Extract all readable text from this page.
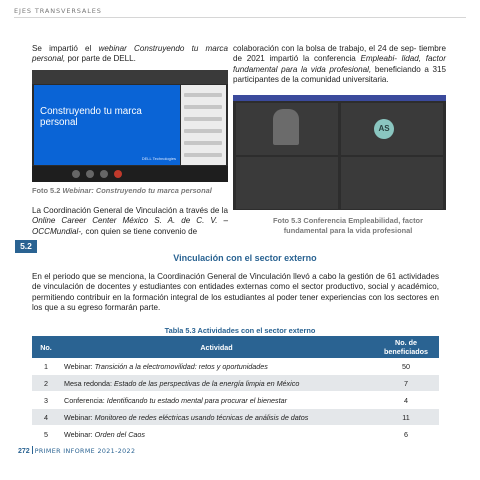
EJES TRANSVERSALES
Se impartió el webinar Construyendo tu marca personal, por parte de DELL.
colaboración con la bolsa de trabajo, el 24 de sep- tiembre de 2021 impartió la conferencia Empleabi- lidad, factor fundamental para la vida profesional, beneficiando a 315 participantes de la comunidad universitaria.
Construyendo tu marca personal
DELL Technologies
Foto 5.2 Webinar: Construyendo tu marca personal
La Coordinación General de Vinculación a través de la Online Career Center México S. A. de C. V. –OCCMundial-, con quien se tiene convenio de
AS
Foto 5.3 Conferencia Empleabilidad, factor
fundamental para la vida profesional
5.2
Vinculación con el sector externo
En el periodo que se menciona, la Coordinación General de Vinculación llevó a cabo la gestión de 61 actividades de vinculación de docentes y estudiantes con entidades externas como el sector productivo, social y académico, permitiendo contribuir en la formación integral de los estudiantes al poder tener experiencias con los sectores en los que a su egreso formarán parte.
Tabla 5.3 Actividades con el sector externo
No.	Actividad	No. de beneficiados
1	Webinar: Transición a la electromovilidad: retos y oportunidades	50
2	Mesa redonda: Estado de las perspectivas de la energía limpia en México	7
3	Conferencia: Identificando tu estado mental para procurar el bienestar	4
4	Webinar: Monitoreo de redes eléctricas usando técnicas de análisis de datos	11
5	Webinar: Orden del Caos	6
272 PRIMER INFORME 2021-2022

**THE TASK**
What is needed is an exact reproduction of the data, pictures excluded.

**THE COMPLETED TASK**
Extract all readable text from this page.
EJES TRANSVERSALES
Se impartió el webinar Construyendo tu marca personal, por parte de DELL.
colaboración con la bolsa de trabajo, el 24 de sep- tiembre de 2021 impartió la conferencia Empleabi- lidad, factor fundamental para la vida profesional, beneficiando a 315 participantes de la comunidad universitaria.
Construyendo tu marca personal
DELL Technologies
Foto 5.2 Webinar: Construyendo tu marca personal
La Coordinación General de Vinculación a través de la Online Career Center México S. A. de C. V. –OCCMundial-, con quien se tiene convenio de
AS
Foto 5.3 Conferencia Empleabilidad, factor
fundamental para la vida profesional
5.2
Vinculación con el sector externo
En el periodo que se menciona, la Coordinación General de Vinculación llevó a cabo la gestión de 61 actividades de vinculación de docentes y estudiantes con entidades externas como el sector productivo, social y académico, permitiendo contribuir en la formación integral de los estudiantes al poder tener experiencias con los sectores en los que a su egreso formarán parte.
Tabla 5.3 Actividades con el sector externo
No.	Actividad	No. de beneficiados
1	Webinar: Transición a la electromovilidad: retos y oportunidades	50
2	Mesa redonda: Estado de las perspectivas de la energía limpia en México	7
3	Conferencia: Identificando tu estado mental para procurar el bienestar	4
4	Webinar: Monitoreo de redes eléctricas usando técnicas de análisis de datos	11
5	Webinar: Orden del Caos	6
272 PRIMER INFORME 2021-2022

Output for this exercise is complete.